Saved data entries
————
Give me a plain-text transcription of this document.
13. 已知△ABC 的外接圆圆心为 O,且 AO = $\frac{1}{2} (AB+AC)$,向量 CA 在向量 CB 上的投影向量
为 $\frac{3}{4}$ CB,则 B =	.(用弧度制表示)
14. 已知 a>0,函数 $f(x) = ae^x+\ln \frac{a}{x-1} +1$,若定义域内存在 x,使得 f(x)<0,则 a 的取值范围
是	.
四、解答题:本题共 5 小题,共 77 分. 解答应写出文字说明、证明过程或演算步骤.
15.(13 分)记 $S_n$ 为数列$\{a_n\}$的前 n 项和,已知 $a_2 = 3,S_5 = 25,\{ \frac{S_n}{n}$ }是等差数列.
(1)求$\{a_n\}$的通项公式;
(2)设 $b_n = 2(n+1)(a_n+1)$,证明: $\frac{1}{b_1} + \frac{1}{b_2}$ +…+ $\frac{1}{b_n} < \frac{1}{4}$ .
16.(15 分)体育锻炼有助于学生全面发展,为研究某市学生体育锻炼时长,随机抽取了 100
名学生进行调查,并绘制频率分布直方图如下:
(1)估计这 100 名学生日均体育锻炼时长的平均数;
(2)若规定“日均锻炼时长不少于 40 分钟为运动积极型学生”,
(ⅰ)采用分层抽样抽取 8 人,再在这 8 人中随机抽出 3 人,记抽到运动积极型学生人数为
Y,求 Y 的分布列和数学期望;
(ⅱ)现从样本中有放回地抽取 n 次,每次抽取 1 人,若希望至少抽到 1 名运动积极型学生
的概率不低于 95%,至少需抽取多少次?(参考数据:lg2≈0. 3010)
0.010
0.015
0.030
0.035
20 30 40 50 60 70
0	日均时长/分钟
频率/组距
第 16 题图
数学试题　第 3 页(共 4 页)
————
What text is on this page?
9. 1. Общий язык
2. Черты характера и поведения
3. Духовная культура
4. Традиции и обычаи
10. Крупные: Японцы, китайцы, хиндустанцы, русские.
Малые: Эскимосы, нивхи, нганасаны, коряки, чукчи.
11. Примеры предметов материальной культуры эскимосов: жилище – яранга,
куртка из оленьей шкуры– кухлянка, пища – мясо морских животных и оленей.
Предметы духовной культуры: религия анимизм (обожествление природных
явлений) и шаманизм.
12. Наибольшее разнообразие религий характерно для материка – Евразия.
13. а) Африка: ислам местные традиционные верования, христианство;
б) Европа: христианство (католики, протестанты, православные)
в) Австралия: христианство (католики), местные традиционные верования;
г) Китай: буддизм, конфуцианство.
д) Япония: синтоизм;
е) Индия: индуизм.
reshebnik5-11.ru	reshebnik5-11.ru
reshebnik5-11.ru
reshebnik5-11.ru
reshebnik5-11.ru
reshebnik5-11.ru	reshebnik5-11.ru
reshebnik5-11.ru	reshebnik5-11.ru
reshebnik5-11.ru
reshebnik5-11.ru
————
= Goal of the exercise =
Determine how many lines in the listing above hold the word "frac", answering with the number only.

= Written answer =
5